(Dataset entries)
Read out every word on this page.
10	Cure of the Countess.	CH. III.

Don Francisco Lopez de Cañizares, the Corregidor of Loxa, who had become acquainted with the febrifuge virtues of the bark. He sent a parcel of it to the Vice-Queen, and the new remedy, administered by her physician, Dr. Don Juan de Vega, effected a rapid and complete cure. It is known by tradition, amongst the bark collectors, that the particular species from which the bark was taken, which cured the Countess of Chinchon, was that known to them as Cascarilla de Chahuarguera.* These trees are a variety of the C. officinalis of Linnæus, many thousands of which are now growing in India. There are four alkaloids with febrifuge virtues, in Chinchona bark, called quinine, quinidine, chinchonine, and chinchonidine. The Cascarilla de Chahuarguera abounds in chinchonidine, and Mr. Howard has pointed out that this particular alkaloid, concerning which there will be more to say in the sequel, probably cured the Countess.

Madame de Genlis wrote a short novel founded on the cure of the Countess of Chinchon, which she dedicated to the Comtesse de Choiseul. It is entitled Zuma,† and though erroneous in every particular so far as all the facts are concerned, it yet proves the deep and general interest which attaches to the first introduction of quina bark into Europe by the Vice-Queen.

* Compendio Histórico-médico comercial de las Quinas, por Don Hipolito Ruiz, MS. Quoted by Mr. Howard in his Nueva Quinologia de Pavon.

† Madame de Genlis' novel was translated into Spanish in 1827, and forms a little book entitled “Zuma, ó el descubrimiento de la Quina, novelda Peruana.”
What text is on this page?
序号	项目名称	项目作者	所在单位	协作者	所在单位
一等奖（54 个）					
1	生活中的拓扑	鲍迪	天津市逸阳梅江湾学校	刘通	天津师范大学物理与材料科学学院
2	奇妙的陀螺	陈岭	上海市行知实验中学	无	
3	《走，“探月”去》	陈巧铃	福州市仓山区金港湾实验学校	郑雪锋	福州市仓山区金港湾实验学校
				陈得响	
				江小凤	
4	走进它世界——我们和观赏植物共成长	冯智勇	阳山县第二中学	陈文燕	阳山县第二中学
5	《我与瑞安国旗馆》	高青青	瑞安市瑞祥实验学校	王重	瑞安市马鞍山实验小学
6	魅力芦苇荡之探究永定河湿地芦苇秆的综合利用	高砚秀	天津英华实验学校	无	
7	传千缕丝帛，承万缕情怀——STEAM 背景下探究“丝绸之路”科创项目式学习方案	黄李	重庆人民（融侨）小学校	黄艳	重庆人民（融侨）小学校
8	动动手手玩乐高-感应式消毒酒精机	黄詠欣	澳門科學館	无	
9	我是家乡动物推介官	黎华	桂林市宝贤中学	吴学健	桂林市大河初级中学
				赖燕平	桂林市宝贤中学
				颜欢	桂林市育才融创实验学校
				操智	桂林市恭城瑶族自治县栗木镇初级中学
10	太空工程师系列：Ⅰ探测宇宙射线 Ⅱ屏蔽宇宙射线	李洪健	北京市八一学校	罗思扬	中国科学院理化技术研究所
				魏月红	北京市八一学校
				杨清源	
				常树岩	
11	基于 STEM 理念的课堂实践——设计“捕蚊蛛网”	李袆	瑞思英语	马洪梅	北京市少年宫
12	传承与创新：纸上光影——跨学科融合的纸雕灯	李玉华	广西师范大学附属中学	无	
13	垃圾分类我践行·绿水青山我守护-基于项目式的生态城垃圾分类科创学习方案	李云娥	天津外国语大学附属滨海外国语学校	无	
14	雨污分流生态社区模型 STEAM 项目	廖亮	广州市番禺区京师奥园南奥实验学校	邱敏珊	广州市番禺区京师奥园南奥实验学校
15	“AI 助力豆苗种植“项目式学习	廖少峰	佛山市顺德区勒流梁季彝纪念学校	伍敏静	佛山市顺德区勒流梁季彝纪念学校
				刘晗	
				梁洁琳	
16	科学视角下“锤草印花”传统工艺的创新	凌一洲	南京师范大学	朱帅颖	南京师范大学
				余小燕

*Task to complete*.
Collect the lines of the data that carry the word "STEAM".

*Response below*.
7	传千缕丝帛，承万缕情怀——STEAM 背景下探究“丝绸之路”科创项目式学习方案	黄李	重庆人民（融侨）小学校	黄艳	重庆人民（融侨）小学校
14	雨污分流生态社区模型 STEAM 项目	廖亮	广州市番禺区京师奥园南奥实验学校	邱敏珊	广州市番禺区京师奥园南奥实验学校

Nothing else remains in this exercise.